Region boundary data
"""

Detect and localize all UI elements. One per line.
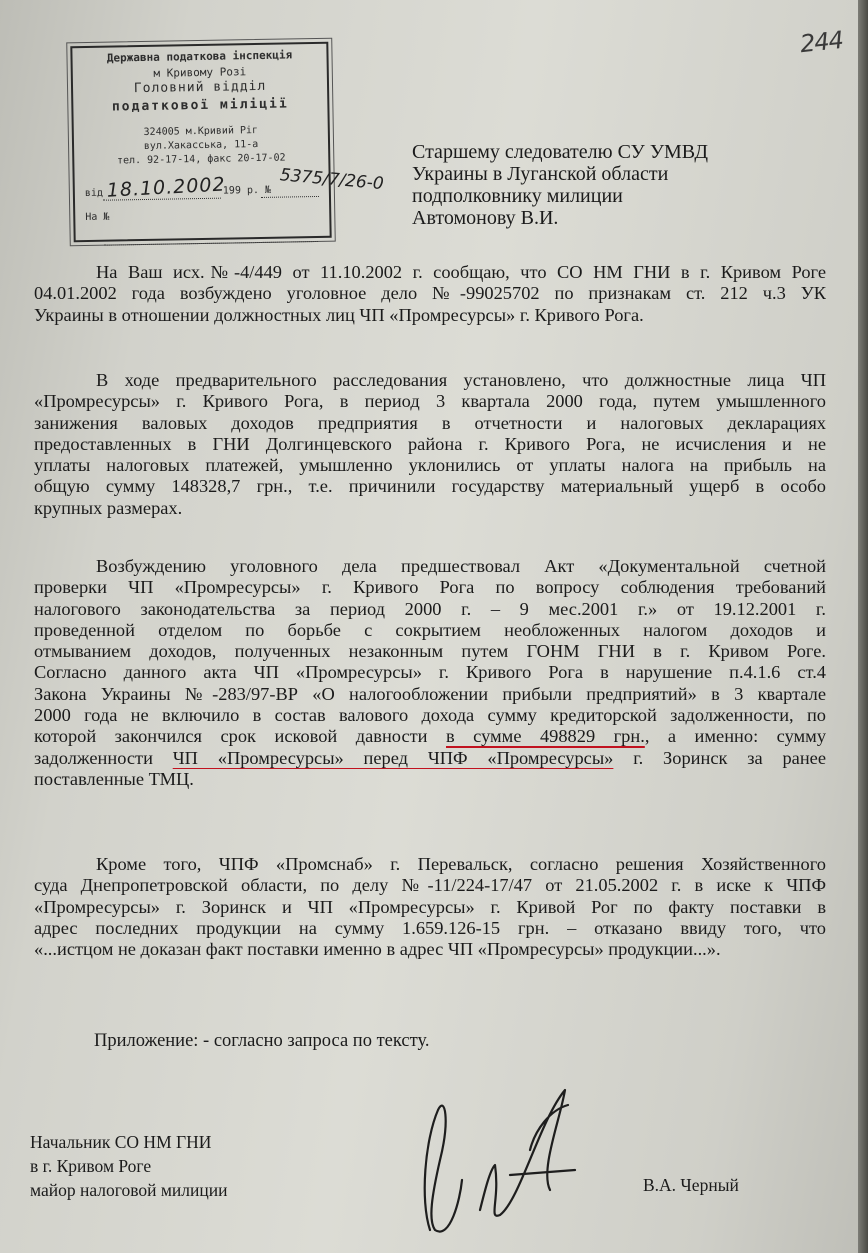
signer-block bbox=[30, 1130, 228, 1202]
text-line: Украины в отношении должностных лиц ЧП «Промресурсы» г. Кривого Рога. bbox=[34, 304, 644, 325]
text-line: поставленные ТМЦ. bbox=[34, 768, 194, 789]
stamp-year-suffix: 199 р. № bbox=[222, 184, 272, 197]
addressee-line: Украины в Луганской области bbox=[412, 163, 669, 185]
handwritten-signature bbox=[390, 1080, 590, 1250]
addressee-line: подполковнику милиции bbox=[412, 185, 623, 207]
text-segment: г. Зоринск за ранее bbox=[613, 747, 826, 768]
stamp-line-4: податкової міліції bbox=[111, 96, 289, 115]
text-line: отмыванием доходов, полученных незаконным путем ГОНМ ГНИ в г. Кривом Роге. bbox=[34, 641, 826, 662]
text-line: уплаты налоговых платежей, умышленно уклонились от уплаты налога на прибыль на bbox=[34, 455, 826, 476]
text-line: суда Днепропетровской области, по делу №-11/224-17/47 от 21.05.2002 г. в иске к ЧПФ bbox=[34, 875, 826, 896]
stamp-date-prefix: від bbox=[84, 187, 104, 200]
text-line: крупных размерах. bbox=[34, 497, 183, 518]
text-line: 04.01.2002 года возбуждено уголовное дело №-99025702 по признакам ст. 212 ч.3 УК bbox=[34, 283, 826, 304]
registration-stamp bbox=[70, 42, 385, 242]
stamp-line-6: вул.Хакасська, 11-а bbox=[143, 139, 259, 152]
stamp-handwritten-ref: 5375/7/26-0 bbox=[279, 165, 385, 195]
addressee-line: Старшему следователю СУ УМВД bbox=[412, 141, 708, 163]
text-line: «...истцом не доказан факт поставки именно в адрес ЧП «Промресурсы» продукции...». bbox=[34, 939, 721, 960]
stamp-line-7: тел. 92-17-14, факс 20-17-02 bbox=[116, 152, 286, 167]
highlighted-parties: ЧП «Промресурсы» перед ЧПФ «Промресурсы» bbox=[172, 747, 614, 768]
stamp-number-line bbox=[261, 196, 319, 198]
text-segment: которой закончился срок исковой давности bbox=[34, 726, 446, 747]
text-line: В ходе предварительного расследования установлено, что должностные лица ЧП bbox=[96, 370, 826, 390]
text-line: налогового законодательства за период 2000 г. – 9 мес.2001 г.» от 19.12.2001 г. bbox=[34, 598, 826, 619]
signer-title-2: в г. Кривом Роге bbox=[30, 1156, 152, 1176]
text-line: Согласно данного акта ЧП «Промресурсы» г. Кривого Рога в нарушение п.4.1.6 ст.4 bbox=[34, 662, 826, 683]
text-line: 2000 года не включило в состав валового дохода сумму кредиторской задолженности, по bbox=[34, 705, 826, 726]
stamp-line-3: Головний відділ bbox=[133, 78, 267, 97]
paragraph-2 bbox=[34, 370, 826, 519]
text-segment: , а именно: сумму bbox=[644, 726, 826, 747]
addressee-block bbox=[412, 141, 708, 229]
highlighted-sum: в сумме 498829 грн. bbox=[446, 726, 645, 747]
text-line: адрес последних продукции на сумму 1.659.126-15 грн. – отказано ввиду того, что bbox=[34, 917, 826, 938]
text-line: «Промресурсы» г. Зоринск и ЧП «Промресурсы» г. Кривой Рог по факту поставки в bbox=[34, 896, 826, 917]
text-line: проведенной отделом по борьбе с сокрытием необложенных налогом доходов и bbox=[34, 619, 826, 640]
text-line: Кроме того, ЧПФ «Промснаб» г. Перевальск, согласно решения Хозяйственного bbox=[96, 854, 826, 874]
signer-title-3: майор налоговой милиции bbox=[30, 1180, 228, 1200]
signer-title-1: Начальник СО НМ ГНИ bbox=[30, 1132, 212, 1152]
stamp-line-5: 324005 м.Кривий Ріг bbox=[143, 125, 259, 138]
stamp-line-1: Державна податкова інспекція bbox=[106, 48, 293, 65]
stamp-line-2: м Кривому Розі bbox=[153, 65, 247, 80]
text-line: Закона Украины №-283/97-ВР «О налогообложении прибыли предприятий» в 3 квартале bbox=[34, 683, 826, 704]
page-edge-shadow bbox=[858, 0, 868, 1253]
text-line: Возбуждению уголовного дела предшествовал Акт «Документальной счетной bbox=[96, 556, 826, 576]
paragraph-4 bbox=[34, 854, 826, 960]
attachment-note: Приложение: - согласно запроса по тексту. bbox=[94, 1031, 430, 1051]
text-line bbox=[34, 748, 826, 769]
text-line: предоставленных в ГНИ Долгинцевского района г. Кривого Рога, не исчисления и не bbox=[34, 433, 826, 454]
stamp-handwritten-date: 18.10.2002 bbox=[106, 173, 227, 202]
text-line: занижения валовых доходов предприятия в отчетности и налоговых декларациях bbox=[34, 412, 826, 433]
signer-name: В.А. Черный bbox=[643, 1175, 739, 1195]
text-line: проверки ЧП «Промресурсы» г. Кривого Рога по вопросу соблюдения требований bbox=[34, 577, 826, 598]
text-line: общую сумму 148328,7 грн., т.е. причинили государству материальный ущерб в особо bbox=[34, 476, 826, 497]
text-line bbox=[34, 726, 826, 747]
page-number-handwritten: 244 bbox=[798, 25, 845, 59]
text-line: На Ваш исх.№-4/449 от 11.10.2002 г. сообщаю, что СО НМ ГНИ в г. Кривом Роге bbox=[96, 262, 826, 282]
text-line: «Промресурсы» г. Кривого Рога, в период 3 квартала 2000 года, путем умышленного bbox=[34, 391, 826, 412]
stamp-reference-line bbox=[103, 220, 317, 246]
paragraph-3 bbox=[34, 556, 826, 790]
stamp-reference-label: На № bbox=[85, 211, 110, 224]
paragraph-1 bbox=[34, 262, 826, 326]
stamp-reference-row bbox=[81, 208, 321, 224]
text-segment: задолженности bbox=[34, 747, 173, 768]
addressee-line: Автомонову В.И. bbox=[412, 207, 559, 229]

"""

• [WRITTEN REQUEST] Please arrange everything from the line containing "signer-block bbox=[30, 1130, 228, 1202]" down to the line containing "handwritten-signature bbox=[390, 1080, 590, 1250]" as a Markdown table with the columns Row and Line, numbering each row and omitting blank lines.

• [EXERCISE OUTPUT]
| Row | Line |
|---|---|
| 1 | signer-block bbox=[30, 1130, 228, 1202] |
| 2 | text-line: Украины в отношении должностных лиц ЧП «Промресурсы» г. Кривого Рога. bbox=[34, 304, 644, 325] |
| 3 | text-line: поставленные ТМЦ. bbox=[34, 768, 194, 789] |
| 4 | stamp-year-suffix: 199 р. № bbox=[222, 184, 272, 197] |
| 5 | addressee-line: Украины в Луганской области bbox=[412, 163, 669, 185] |
| 6 | handwritten-signature bbox=[390, 1080, 590, 1250] |